>> start Dataset
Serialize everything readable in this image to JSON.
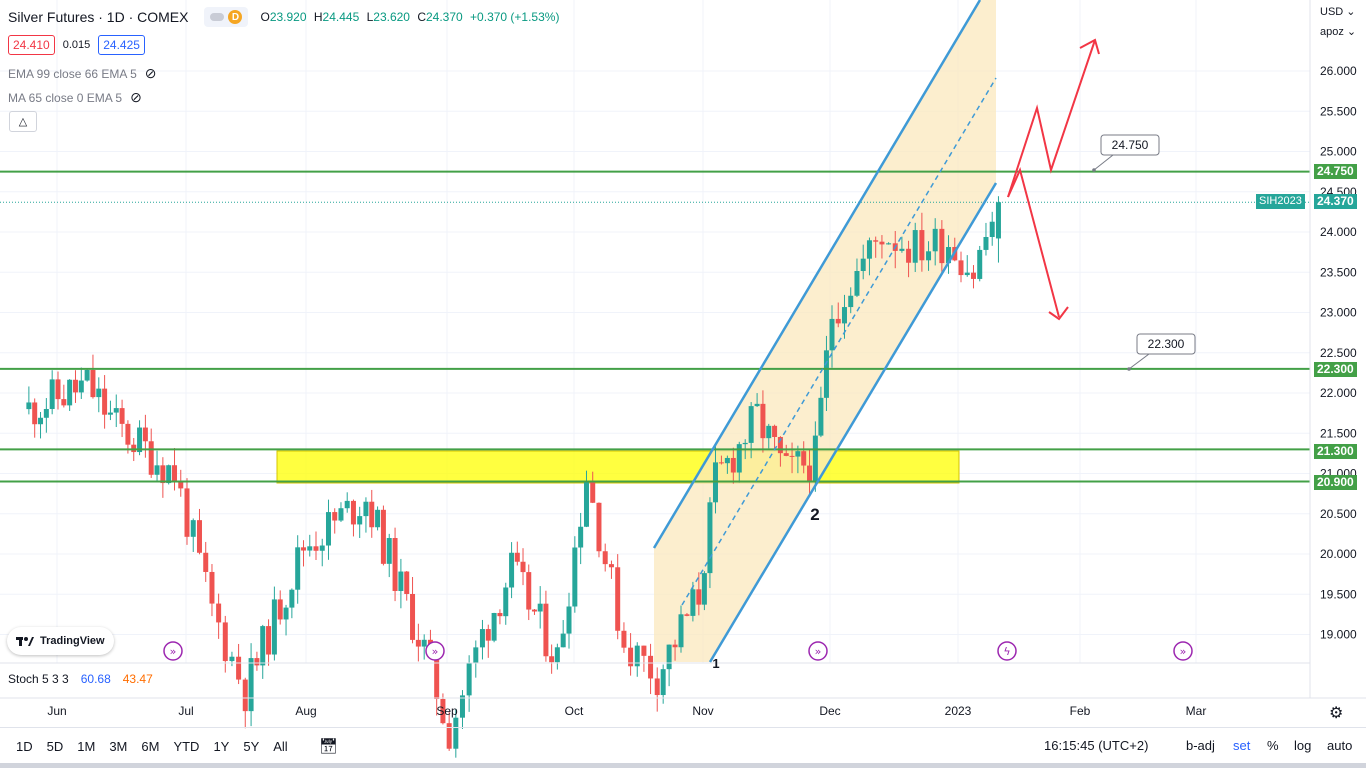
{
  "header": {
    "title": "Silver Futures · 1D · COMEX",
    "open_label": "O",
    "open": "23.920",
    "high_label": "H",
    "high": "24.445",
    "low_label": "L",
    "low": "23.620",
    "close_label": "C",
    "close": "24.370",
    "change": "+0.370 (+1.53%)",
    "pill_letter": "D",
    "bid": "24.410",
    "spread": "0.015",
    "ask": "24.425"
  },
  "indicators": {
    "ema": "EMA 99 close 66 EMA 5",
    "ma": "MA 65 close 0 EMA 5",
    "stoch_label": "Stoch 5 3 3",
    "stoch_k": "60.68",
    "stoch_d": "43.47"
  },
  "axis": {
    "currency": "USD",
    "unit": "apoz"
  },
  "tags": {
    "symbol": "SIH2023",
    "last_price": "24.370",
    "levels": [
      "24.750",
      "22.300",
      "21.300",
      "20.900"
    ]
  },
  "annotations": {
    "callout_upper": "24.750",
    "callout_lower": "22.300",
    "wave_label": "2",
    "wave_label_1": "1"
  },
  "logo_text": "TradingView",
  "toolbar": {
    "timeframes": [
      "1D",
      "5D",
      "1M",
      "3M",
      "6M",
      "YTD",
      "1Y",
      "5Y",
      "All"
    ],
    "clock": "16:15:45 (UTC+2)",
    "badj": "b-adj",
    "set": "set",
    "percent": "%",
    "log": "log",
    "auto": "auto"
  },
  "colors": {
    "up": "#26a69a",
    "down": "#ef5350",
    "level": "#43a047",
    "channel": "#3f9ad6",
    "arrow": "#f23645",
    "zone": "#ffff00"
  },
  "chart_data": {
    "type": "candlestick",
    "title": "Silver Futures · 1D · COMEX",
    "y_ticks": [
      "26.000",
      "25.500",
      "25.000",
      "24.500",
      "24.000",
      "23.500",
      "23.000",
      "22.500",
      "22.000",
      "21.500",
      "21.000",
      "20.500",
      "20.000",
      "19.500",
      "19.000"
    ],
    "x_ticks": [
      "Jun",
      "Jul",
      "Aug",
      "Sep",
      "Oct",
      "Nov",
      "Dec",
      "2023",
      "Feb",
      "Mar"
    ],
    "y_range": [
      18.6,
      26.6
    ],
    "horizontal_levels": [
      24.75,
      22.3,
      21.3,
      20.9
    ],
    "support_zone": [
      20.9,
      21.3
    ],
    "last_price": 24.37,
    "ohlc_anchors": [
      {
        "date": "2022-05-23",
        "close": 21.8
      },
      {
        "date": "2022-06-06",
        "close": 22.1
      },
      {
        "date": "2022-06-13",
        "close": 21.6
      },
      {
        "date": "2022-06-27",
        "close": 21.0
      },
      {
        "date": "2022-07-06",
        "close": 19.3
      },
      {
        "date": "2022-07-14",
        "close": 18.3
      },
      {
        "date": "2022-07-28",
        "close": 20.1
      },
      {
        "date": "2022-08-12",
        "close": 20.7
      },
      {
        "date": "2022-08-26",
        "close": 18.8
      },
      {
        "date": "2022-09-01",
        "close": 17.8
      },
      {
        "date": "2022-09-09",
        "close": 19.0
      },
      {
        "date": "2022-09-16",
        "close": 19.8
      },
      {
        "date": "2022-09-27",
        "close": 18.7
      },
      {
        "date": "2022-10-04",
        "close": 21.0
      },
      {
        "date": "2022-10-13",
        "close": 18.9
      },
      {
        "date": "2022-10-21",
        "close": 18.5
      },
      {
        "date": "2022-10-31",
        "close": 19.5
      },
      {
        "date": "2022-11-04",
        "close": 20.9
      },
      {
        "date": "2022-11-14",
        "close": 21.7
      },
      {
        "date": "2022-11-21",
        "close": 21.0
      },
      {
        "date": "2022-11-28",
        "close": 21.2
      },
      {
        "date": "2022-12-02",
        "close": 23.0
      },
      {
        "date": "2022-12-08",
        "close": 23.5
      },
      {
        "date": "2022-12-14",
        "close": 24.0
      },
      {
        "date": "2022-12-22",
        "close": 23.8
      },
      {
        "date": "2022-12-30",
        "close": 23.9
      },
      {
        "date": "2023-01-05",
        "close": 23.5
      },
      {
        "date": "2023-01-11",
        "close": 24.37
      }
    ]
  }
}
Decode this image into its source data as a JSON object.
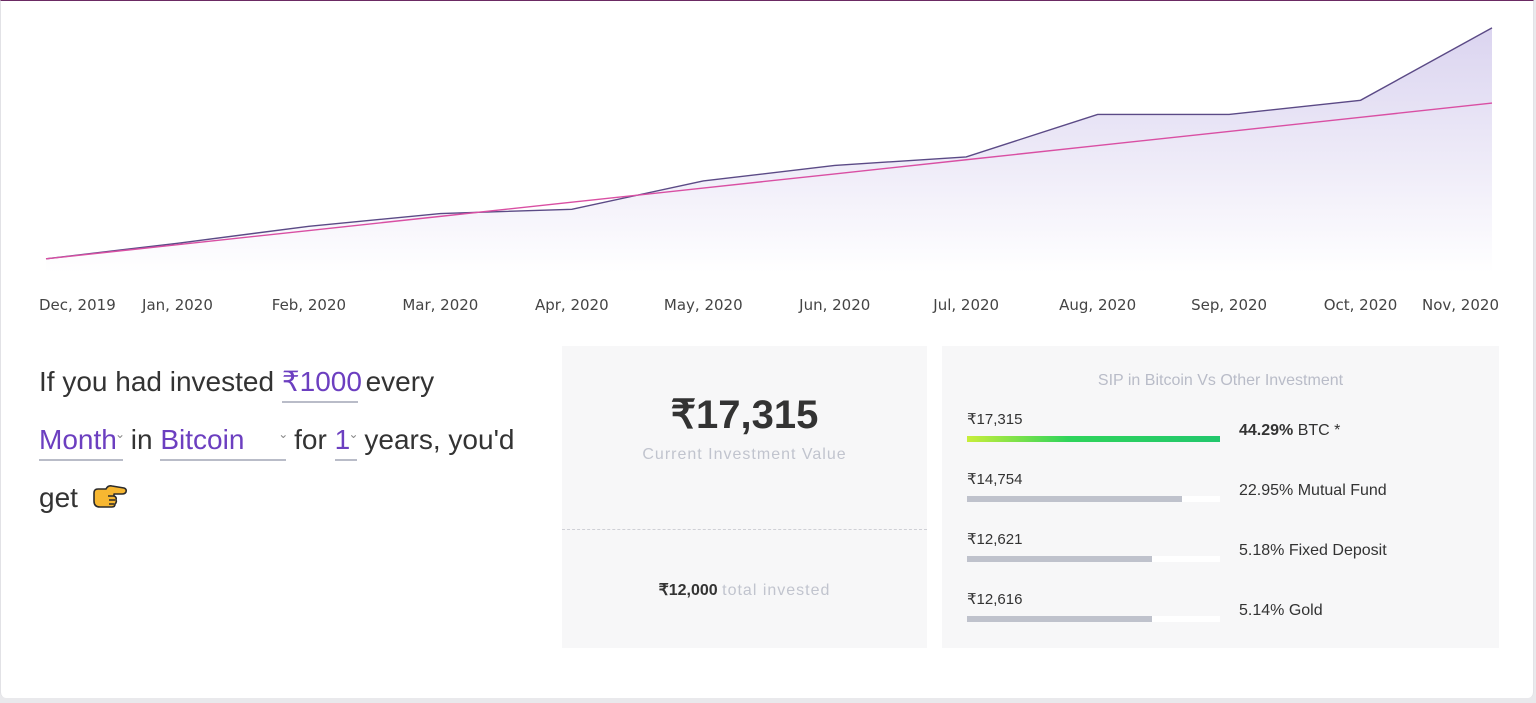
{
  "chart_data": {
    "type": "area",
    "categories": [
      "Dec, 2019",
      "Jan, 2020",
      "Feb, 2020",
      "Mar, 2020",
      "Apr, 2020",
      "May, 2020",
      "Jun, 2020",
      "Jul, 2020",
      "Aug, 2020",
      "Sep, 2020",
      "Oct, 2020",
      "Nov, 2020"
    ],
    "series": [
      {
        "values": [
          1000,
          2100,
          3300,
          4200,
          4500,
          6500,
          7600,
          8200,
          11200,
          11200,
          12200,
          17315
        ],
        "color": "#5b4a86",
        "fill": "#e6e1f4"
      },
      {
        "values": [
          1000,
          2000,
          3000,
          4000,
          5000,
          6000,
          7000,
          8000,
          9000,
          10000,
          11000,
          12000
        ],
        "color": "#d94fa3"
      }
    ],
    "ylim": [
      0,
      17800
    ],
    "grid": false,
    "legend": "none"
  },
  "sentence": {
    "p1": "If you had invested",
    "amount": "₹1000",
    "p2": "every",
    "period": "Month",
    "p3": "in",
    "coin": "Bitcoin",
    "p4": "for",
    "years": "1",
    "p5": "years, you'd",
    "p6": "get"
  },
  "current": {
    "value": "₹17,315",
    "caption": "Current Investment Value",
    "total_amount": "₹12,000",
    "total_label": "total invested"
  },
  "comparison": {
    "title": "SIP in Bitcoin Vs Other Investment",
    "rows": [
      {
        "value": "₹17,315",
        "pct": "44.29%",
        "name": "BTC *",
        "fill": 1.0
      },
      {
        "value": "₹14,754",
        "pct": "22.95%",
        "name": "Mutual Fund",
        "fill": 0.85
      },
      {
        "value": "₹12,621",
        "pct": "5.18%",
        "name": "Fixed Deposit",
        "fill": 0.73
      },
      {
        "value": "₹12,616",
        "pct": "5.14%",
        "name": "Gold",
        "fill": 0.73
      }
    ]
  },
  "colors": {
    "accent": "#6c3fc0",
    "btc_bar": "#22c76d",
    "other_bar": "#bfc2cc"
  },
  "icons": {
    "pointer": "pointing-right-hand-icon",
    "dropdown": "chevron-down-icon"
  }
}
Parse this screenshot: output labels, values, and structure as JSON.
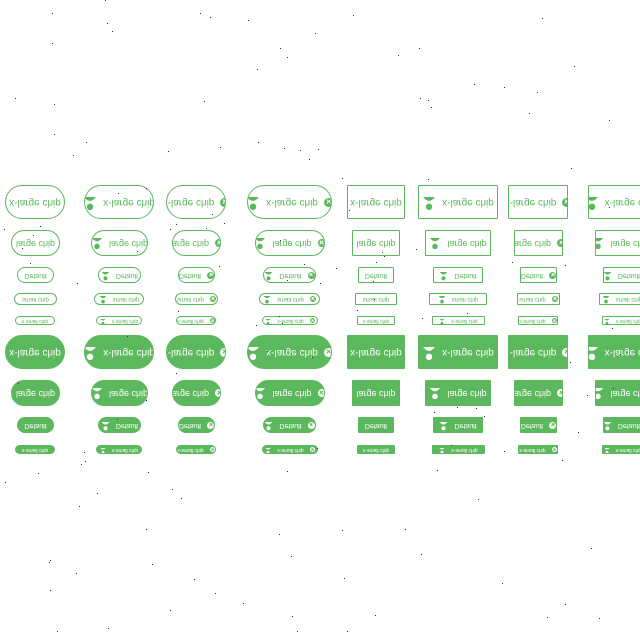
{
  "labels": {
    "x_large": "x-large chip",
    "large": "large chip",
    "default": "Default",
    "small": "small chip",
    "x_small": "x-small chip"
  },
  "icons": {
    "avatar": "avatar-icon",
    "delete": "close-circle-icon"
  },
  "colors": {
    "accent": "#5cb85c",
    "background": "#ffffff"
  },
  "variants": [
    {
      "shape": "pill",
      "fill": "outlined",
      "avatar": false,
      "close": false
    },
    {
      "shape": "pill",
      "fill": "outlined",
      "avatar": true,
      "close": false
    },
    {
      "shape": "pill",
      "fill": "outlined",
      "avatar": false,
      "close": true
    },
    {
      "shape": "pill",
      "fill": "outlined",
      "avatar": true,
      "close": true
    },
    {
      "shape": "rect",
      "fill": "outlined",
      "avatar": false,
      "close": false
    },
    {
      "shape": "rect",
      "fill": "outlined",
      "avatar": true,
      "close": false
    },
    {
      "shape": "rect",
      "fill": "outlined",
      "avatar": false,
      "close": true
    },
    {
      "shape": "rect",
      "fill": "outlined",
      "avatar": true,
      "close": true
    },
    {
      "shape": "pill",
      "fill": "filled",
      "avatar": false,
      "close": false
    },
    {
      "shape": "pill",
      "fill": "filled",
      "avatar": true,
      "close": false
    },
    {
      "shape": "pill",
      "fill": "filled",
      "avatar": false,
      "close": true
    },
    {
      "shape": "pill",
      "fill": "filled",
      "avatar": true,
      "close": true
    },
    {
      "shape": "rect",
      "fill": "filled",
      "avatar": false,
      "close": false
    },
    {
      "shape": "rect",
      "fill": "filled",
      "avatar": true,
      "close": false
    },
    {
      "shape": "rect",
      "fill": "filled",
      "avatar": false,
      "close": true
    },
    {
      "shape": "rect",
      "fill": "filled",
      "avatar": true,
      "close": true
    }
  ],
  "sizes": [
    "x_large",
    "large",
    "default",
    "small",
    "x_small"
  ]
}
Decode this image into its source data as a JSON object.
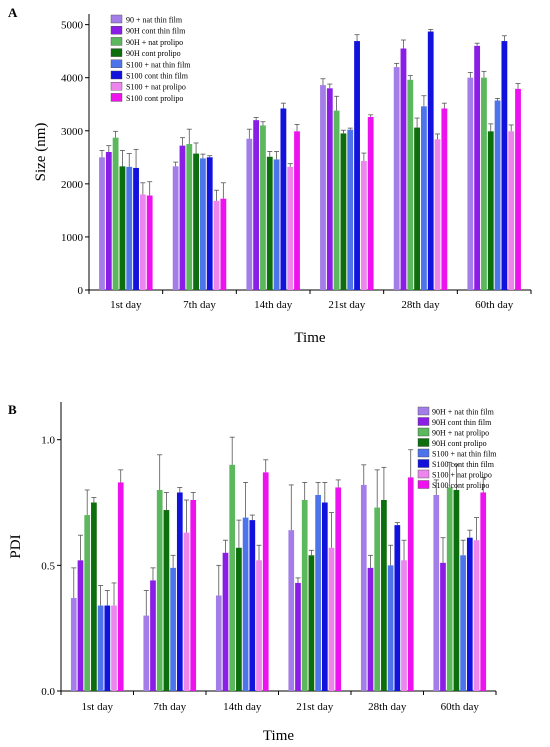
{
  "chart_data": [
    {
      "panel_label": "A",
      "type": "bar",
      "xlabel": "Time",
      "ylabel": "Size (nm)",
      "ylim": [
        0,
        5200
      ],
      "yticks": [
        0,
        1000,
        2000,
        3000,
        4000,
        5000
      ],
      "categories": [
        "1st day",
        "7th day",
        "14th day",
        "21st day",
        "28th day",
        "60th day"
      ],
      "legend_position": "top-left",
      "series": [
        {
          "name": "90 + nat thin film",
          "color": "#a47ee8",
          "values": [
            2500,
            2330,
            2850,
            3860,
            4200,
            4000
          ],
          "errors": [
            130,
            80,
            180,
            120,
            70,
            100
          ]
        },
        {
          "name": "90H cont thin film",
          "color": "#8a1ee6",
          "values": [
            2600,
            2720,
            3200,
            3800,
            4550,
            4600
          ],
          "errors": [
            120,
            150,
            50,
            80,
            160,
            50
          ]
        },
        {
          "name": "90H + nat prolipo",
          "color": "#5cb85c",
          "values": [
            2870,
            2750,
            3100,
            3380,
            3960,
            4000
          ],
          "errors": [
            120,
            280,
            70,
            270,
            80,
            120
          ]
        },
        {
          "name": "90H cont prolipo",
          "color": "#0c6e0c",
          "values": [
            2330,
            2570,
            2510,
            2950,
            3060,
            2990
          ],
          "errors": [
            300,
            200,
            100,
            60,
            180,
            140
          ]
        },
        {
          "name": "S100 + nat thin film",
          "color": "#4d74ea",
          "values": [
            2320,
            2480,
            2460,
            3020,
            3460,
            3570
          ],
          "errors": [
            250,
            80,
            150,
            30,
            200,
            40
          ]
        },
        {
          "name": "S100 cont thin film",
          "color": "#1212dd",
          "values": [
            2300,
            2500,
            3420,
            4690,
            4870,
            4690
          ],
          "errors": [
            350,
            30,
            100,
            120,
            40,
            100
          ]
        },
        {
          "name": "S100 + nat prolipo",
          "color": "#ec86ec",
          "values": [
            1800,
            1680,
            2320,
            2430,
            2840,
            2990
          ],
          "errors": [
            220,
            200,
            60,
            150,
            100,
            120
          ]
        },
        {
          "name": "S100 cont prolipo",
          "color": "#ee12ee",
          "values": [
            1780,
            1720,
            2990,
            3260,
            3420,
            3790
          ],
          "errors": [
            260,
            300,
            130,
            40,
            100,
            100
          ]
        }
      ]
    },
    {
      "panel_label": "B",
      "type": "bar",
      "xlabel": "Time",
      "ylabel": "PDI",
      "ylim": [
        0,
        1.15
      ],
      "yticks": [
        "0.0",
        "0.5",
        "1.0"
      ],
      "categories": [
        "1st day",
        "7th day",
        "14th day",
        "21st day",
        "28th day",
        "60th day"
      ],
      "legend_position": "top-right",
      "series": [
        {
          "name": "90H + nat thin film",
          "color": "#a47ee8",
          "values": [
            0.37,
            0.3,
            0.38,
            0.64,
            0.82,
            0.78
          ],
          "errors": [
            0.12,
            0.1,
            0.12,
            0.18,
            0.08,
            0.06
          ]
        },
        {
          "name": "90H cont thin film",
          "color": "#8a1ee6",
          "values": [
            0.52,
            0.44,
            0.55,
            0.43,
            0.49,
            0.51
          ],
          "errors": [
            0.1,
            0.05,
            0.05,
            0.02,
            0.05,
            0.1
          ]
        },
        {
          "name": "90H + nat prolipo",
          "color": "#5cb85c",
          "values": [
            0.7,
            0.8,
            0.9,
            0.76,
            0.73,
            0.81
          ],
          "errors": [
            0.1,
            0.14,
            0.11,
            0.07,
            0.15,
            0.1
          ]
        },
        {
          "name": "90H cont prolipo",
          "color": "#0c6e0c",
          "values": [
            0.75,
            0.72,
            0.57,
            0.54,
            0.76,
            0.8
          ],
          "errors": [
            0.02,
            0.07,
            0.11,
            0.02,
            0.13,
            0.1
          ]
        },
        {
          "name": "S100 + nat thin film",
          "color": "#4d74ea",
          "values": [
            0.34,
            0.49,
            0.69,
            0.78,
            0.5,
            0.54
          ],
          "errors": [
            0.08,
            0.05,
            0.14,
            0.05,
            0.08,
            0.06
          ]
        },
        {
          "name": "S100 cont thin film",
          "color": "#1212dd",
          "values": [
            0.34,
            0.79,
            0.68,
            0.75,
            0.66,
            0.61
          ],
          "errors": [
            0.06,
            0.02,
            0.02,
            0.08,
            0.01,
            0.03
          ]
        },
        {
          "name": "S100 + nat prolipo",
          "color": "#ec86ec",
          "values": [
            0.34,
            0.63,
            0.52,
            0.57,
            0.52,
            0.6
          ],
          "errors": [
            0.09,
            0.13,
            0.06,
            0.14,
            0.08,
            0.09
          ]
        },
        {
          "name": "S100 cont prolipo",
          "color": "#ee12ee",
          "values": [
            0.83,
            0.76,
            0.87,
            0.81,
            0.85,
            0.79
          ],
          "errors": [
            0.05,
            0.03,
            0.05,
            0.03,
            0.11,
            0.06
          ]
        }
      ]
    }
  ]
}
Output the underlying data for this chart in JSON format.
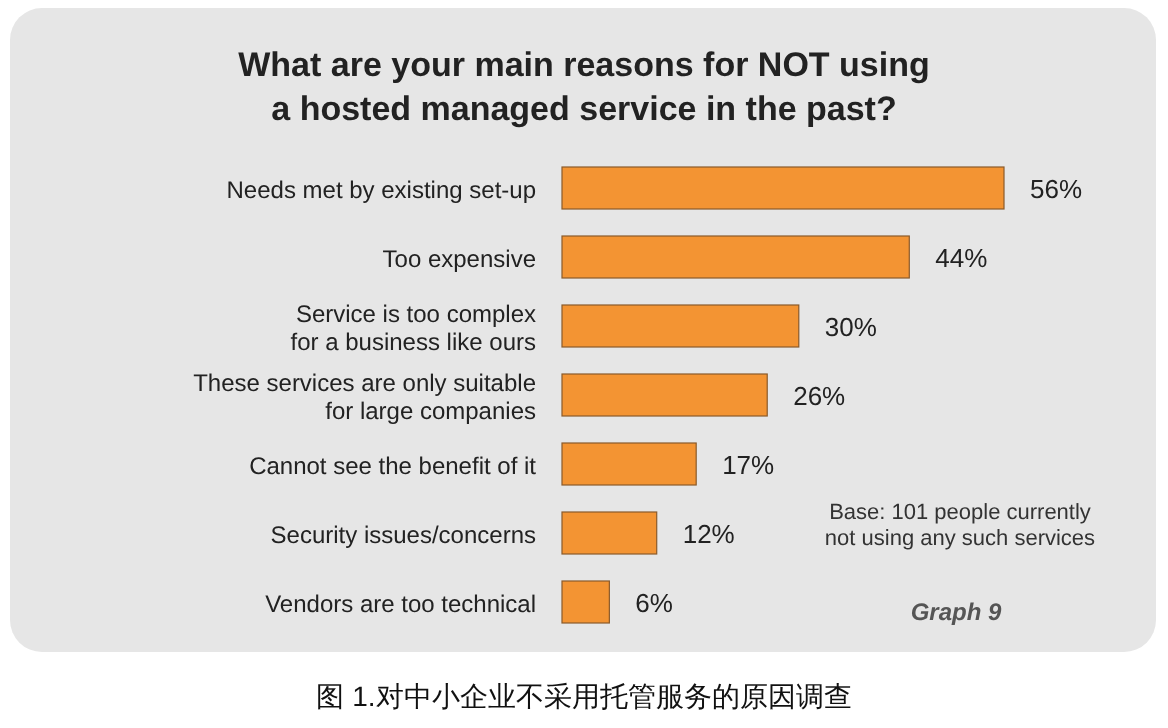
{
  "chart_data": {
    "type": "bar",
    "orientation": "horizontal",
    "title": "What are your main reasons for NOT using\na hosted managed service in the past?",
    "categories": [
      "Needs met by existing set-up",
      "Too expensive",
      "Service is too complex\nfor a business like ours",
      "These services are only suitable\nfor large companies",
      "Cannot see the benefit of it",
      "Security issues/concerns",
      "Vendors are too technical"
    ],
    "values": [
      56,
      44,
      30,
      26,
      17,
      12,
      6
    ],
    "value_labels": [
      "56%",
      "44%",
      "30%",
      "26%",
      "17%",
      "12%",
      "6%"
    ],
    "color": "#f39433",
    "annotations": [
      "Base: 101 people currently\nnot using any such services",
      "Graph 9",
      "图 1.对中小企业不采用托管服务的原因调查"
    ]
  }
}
>> end Dataset
> Set exercise: What is the number of lines that hold the string "title"? Reply with that number alone.

> Task response: 4